→ **Goal of the exercise**
Every entry should be repeated exactly. Omit the pictures.
- - - -
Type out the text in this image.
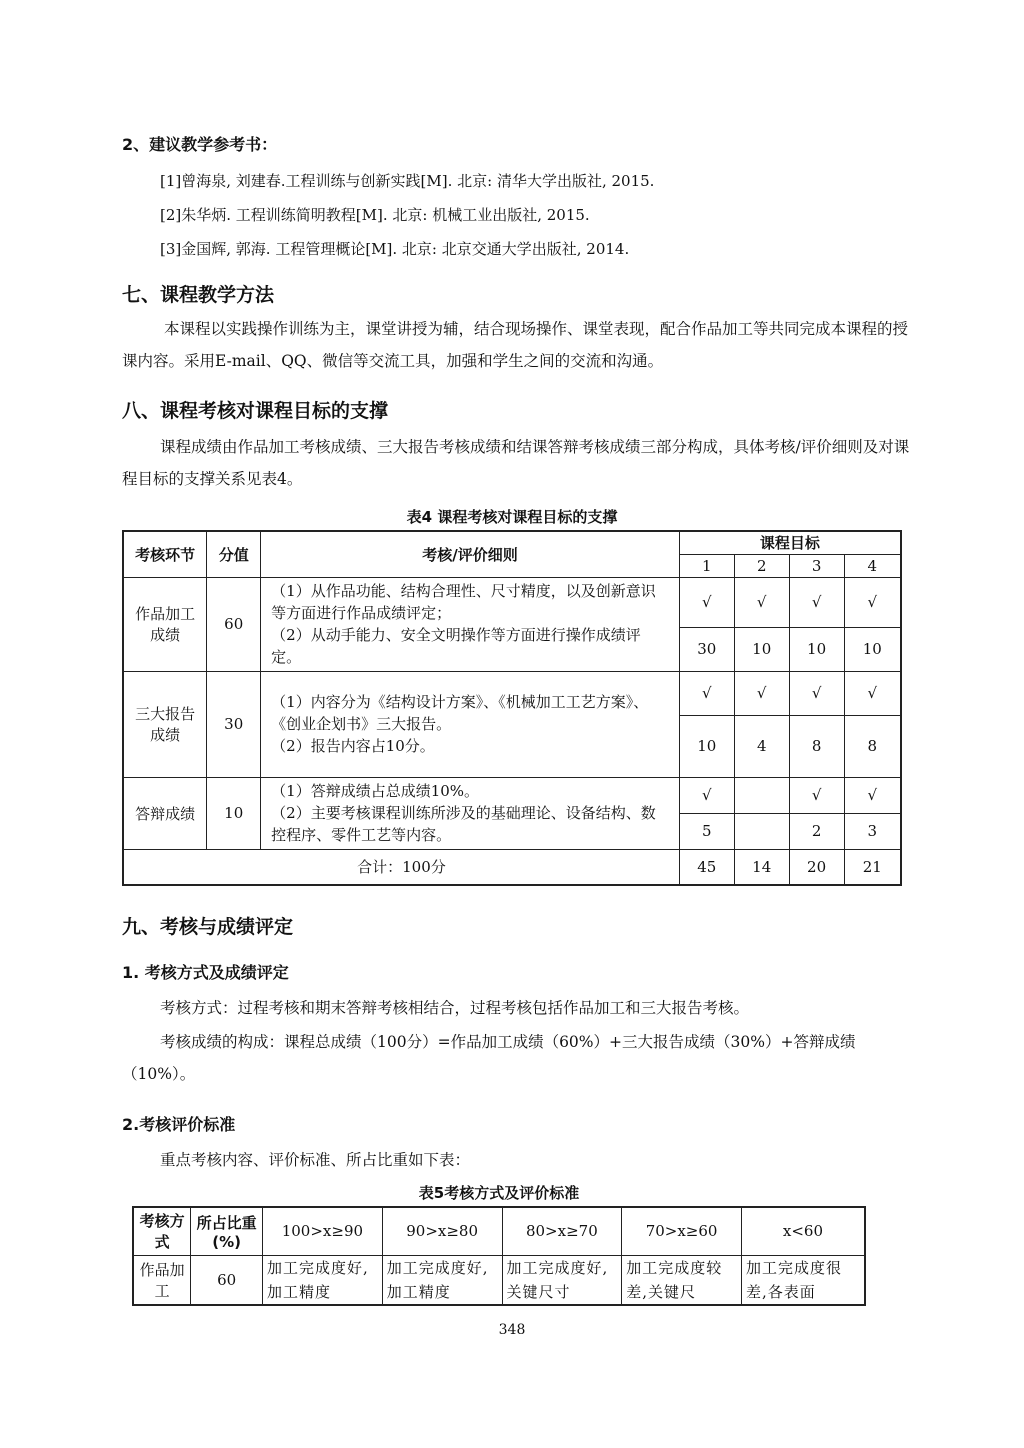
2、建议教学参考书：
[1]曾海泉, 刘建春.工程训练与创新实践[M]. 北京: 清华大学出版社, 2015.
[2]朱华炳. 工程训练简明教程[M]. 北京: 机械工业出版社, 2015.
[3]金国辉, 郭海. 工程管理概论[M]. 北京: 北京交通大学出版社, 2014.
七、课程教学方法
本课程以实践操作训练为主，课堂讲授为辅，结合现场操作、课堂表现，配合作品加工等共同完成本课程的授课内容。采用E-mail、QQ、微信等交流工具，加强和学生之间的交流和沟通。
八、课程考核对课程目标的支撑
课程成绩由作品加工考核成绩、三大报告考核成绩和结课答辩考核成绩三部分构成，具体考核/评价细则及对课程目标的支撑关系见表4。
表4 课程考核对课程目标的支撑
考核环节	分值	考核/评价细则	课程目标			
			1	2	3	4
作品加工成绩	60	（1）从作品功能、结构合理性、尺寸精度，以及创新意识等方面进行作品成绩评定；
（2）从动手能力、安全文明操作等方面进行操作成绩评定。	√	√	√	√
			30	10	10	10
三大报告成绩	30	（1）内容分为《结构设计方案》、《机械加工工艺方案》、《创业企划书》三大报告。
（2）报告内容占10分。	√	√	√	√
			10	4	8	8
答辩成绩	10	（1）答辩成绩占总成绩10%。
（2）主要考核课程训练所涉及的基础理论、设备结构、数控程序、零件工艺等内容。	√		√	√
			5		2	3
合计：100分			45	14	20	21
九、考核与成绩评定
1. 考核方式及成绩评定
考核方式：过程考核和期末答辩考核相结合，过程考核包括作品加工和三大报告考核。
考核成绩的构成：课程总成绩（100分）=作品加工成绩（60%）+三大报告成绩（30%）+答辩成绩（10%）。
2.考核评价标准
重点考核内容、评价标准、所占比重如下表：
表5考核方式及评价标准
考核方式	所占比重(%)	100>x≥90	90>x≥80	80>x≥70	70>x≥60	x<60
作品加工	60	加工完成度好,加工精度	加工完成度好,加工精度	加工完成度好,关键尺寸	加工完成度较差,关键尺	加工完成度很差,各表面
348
- - - -
→ **Completed exercise**
Type out the text in this image.
2、建议教学参考书：
[1]曾海泉, 刘建春.工程训练与创新实践[M]. 北京: 清华大学出版社, 2015.
[2]朱华炳. 工程训练简明教程[M]. 北京: 机械工业出版社, 2015.
[3]金国辉, 郭海. 工程管理概论[M]. 北京: 北京交通大学出版社, 2014.
七、课程教学方法
本课程以实践操作训练为主，课堂讲授为辅，结合现场操作、课堂表现，配合作品加工等共同完成本课程的授课内容。采用E-mail、QQ、微信等交流工具，加强和学生之间的交流和沟通。
八、课程考核对课程目标的支撑
课程成绩由作品加工考核成绩、三大报告考核成绩和结课答辩考核成绩三部分构成，具体考核/评价细则及对课程目标的支撑关系见表4。
表4 课程考核对课程目标的支撑
考核环节	分值	考核/评价细则	课程目标			
			1	2	3	4
作品加工成绩	60	（1）从作品功能、结构合理性、尺寸精度，以及创新意识等方面进行作品成绩评定；
（2）从动手能力、安全文明操作等方面进行操作成绩评定。	√	√	√	√
			30	10	10	10
三大报告成绩	30	（1）内容分为《结构设计方案》、《机械加工工艺方案》、《创业企划书》三大报告。
（2）报告内容占10分。	√	√	√	√
			10	4	8	8
答辩成绩	10	（1）答辩成绩占总成绩10%。
（2）主要考核课程训练所涉及的基础理论、设备结构、数控程序、零件工艺等内容。	√		√	√
			5		2	3
合计：100分			45	14	20	21
九、考核与成绩评定
1. 考核方式及成绩评定
考核方式：过程考核和期末答辩考核相结合，过程考核包括作品加工和三大报告考核。
考核成绩的构成：课程总成绩（100分）=作品加工成绩（60%）+三大报告成绩（30%）+答辩成绩（10%）。
2.考核评价标准
重点考核内容、评价标准、所占比重如下表：
表5考核方式及评价标准
考核方式	所占比重(%)	100>x≥90	90>x≥80	80>x≥70	70>x≥60	x<60
作品加工	60	加工完成度好,加工精度	加工完成度好,加工精度	加工完成度好,关键尺寸	加工完成度较差,关键尺	加工完成度很差,各表面
348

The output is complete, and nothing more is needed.